***** SUPPLIED MATERIAL
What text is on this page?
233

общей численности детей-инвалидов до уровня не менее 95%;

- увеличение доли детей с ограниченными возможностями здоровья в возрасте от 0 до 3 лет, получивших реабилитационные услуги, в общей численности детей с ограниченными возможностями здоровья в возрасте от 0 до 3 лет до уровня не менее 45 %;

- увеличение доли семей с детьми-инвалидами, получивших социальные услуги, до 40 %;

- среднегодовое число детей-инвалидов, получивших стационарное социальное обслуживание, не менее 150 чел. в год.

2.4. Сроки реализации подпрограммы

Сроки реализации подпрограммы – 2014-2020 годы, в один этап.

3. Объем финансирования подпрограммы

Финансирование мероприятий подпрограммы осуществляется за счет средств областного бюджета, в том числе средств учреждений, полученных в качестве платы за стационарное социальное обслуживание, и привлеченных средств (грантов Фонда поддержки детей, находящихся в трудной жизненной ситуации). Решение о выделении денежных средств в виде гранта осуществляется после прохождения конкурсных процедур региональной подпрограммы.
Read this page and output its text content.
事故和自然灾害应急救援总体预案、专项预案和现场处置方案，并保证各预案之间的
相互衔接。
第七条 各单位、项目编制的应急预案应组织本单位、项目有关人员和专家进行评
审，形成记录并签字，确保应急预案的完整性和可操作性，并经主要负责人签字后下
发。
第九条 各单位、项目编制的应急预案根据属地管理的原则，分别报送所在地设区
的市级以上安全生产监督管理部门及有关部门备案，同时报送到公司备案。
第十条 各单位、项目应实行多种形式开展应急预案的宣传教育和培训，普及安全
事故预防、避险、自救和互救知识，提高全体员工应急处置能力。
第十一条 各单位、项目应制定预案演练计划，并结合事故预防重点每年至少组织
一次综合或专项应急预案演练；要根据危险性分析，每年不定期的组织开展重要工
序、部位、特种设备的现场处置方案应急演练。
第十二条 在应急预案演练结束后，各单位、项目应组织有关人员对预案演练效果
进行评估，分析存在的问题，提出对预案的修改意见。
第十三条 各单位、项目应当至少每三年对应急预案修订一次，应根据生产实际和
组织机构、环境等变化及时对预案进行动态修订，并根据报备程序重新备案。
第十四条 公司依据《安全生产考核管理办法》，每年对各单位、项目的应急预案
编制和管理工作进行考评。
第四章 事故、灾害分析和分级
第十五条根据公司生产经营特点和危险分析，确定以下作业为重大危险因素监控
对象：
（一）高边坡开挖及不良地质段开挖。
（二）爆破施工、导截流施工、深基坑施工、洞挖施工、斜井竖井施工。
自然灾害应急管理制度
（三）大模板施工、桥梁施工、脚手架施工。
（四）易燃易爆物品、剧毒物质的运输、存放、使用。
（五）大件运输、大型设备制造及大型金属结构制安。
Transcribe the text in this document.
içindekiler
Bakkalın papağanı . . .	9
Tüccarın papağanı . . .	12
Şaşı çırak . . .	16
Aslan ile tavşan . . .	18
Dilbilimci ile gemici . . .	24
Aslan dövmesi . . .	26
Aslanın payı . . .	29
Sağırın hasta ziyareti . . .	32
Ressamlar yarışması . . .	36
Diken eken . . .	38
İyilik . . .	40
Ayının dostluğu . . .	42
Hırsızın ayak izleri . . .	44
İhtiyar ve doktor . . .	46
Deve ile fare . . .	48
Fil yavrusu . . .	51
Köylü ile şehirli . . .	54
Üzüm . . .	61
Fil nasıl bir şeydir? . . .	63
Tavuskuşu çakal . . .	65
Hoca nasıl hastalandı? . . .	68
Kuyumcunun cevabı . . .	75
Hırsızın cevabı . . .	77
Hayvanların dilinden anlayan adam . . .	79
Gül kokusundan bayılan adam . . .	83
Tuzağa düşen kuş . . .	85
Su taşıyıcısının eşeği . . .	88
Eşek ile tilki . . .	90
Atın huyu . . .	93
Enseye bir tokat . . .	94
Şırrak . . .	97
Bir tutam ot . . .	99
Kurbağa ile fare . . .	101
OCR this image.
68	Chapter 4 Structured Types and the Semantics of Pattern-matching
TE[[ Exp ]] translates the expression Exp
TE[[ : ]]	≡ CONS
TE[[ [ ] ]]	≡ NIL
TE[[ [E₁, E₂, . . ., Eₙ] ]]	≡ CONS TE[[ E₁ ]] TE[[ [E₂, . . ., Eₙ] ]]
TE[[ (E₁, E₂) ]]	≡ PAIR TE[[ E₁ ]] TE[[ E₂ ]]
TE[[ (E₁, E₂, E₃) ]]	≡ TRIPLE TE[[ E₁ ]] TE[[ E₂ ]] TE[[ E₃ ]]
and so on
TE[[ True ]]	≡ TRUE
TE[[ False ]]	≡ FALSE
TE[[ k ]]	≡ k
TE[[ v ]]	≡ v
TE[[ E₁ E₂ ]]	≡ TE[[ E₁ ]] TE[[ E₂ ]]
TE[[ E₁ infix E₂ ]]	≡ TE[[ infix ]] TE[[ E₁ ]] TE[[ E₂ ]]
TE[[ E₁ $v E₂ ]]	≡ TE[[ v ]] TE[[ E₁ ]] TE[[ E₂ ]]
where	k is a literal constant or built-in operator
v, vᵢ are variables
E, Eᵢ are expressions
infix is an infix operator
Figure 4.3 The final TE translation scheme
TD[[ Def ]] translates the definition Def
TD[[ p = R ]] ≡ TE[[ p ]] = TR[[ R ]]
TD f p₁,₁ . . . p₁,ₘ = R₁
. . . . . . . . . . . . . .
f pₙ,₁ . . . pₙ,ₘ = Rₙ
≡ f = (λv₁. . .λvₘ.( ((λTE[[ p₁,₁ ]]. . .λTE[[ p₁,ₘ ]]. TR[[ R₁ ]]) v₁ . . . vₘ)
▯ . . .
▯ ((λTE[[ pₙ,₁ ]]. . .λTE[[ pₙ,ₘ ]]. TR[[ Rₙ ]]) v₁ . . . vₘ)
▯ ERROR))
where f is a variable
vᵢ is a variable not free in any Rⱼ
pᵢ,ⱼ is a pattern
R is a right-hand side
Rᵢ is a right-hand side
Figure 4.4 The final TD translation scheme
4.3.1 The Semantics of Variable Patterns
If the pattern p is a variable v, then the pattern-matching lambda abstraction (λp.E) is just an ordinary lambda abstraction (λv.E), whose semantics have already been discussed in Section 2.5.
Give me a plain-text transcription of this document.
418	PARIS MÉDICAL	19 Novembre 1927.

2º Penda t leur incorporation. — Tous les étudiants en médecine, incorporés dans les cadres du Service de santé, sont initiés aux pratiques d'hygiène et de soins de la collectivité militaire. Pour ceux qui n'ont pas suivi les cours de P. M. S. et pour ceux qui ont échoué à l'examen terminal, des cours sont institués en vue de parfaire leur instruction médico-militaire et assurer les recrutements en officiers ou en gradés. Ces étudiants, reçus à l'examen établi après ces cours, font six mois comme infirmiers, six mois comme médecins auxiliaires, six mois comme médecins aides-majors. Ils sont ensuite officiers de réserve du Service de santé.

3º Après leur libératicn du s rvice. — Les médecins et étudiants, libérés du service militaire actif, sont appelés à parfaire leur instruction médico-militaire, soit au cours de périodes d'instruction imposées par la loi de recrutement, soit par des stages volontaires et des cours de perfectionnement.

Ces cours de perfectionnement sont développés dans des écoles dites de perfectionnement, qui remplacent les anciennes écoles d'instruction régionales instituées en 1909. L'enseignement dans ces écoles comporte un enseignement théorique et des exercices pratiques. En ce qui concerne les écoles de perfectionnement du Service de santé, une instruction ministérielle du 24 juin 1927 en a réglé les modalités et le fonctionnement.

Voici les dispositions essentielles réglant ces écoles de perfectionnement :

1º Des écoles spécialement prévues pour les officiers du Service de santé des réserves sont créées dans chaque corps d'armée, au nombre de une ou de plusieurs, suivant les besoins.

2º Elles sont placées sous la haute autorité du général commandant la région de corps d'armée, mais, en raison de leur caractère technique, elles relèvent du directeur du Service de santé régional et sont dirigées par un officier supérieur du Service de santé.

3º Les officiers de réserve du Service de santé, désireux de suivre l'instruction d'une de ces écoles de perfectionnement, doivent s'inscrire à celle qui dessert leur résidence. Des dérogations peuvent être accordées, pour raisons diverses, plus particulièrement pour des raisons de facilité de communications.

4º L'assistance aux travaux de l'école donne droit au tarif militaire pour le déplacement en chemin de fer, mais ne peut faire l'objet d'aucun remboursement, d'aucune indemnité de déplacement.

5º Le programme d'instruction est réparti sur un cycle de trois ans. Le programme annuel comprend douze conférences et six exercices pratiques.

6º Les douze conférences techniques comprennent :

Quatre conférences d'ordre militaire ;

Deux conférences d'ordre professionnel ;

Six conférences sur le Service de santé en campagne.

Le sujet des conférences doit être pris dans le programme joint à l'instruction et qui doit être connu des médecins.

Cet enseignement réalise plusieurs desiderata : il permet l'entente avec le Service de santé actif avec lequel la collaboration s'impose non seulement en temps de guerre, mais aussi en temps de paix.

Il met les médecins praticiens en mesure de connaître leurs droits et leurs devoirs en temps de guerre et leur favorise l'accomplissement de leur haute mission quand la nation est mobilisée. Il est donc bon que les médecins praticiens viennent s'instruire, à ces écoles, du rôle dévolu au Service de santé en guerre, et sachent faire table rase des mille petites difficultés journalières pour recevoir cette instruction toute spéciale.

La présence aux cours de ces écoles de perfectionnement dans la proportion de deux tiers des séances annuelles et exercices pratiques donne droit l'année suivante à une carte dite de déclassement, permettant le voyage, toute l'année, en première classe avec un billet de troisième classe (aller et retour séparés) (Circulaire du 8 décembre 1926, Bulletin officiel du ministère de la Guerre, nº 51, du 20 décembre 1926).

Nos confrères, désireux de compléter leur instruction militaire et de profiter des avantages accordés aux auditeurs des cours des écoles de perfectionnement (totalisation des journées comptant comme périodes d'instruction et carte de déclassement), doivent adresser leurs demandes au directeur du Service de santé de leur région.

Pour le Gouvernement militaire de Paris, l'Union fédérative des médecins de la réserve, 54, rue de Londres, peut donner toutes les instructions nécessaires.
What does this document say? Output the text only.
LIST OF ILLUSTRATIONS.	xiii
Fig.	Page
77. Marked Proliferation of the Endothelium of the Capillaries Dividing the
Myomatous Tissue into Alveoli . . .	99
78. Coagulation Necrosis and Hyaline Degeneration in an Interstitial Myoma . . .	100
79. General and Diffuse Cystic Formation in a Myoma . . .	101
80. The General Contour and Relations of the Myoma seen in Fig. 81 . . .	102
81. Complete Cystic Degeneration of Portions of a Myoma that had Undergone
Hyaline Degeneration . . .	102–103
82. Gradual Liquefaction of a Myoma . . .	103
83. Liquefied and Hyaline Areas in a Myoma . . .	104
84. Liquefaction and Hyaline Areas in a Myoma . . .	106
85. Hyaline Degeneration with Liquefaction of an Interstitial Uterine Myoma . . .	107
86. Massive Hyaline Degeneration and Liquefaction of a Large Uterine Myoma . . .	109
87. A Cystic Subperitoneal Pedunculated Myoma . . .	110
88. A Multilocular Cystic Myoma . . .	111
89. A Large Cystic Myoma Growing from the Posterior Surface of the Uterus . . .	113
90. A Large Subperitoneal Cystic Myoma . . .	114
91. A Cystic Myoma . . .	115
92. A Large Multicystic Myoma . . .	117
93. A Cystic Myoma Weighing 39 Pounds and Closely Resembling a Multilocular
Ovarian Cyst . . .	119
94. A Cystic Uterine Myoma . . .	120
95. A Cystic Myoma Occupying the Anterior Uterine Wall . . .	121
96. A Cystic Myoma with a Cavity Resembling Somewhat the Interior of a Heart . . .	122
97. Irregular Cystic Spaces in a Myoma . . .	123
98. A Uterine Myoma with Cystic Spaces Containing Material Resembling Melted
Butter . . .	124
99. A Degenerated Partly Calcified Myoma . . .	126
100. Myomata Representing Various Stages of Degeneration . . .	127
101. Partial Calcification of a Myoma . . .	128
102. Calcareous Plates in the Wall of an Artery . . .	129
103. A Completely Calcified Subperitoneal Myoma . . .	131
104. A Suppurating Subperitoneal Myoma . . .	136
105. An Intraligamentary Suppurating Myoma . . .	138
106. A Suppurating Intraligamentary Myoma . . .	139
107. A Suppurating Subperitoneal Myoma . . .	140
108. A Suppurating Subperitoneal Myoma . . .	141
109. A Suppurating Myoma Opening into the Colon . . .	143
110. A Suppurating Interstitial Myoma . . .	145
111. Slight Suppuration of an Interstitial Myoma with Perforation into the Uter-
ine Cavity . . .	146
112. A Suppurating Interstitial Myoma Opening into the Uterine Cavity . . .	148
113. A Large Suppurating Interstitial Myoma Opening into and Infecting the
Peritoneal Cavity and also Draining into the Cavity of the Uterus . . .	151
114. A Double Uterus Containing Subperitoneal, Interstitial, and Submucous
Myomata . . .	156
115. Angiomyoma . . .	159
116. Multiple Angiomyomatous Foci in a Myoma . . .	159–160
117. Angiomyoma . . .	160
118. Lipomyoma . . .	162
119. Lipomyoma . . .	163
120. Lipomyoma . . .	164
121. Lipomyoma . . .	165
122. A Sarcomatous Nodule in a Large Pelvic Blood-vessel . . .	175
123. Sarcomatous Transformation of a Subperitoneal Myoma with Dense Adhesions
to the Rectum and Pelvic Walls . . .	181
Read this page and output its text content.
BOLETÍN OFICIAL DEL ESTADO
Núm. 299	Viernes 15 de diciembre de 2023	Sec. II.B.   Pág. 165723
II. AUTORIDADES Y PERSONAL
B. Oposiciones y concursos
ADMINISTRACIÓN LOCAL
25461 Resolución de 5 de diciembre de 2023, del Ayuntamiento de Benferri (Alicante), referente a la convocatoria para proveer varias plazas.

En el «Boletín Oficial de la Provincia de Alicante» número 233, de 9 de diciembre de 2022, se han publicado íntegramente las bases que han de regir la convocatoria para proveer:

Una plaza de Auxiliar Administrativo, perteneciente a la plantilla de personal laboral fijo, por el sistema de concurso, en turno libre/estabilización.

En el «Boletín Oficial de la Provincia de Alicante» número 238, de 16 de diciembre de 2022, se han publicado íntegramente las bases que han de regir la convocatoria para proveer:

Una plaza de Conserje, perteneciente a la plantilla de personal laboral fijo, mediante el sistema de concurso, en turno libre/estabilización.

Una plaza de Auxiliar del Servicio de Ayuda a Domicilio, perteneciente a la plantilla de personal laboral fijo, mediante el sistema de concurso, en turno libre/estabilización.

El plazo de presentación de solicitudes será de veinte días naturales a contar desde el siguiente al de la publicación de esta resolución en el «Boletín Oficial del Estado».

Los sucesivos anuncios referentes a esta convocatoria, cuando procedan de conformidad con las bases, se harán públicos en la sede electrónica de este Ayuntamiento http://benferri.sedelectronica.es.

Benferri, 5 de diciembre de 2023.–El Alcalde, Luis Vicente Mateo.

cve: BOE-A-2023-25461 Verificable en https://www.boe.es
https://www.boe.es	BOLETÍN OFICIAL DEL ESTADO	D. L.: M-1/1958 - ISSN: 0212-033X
**********
__CHALLENGE__. Look through the entries above and list every line containing "haute".

__THE COMPLETED TASK__.
2º Elles sont placées sous la haute autorité du général commandant la région de corps d'armée, mais, en raison de leur caractère technique, elles relèvent du directeur du Service de santé régional et sont dirigées par un officier supérieur du Service de santé.
Il met les médecins praticiens en mesure de connaître leurs droits et leurs devoirs en temps de guerre et leur favorise l'accomplissement de leur haute mission quand la nation est mobilisée. Il est donc bon que les médecins praticiens viennent s'instruire, à ces écoles, du rôle dévolu au Service de santé en guerre, et sachent faire table rase des mille petites difficultés journalières pour recevoir cette instruction toute spéciale.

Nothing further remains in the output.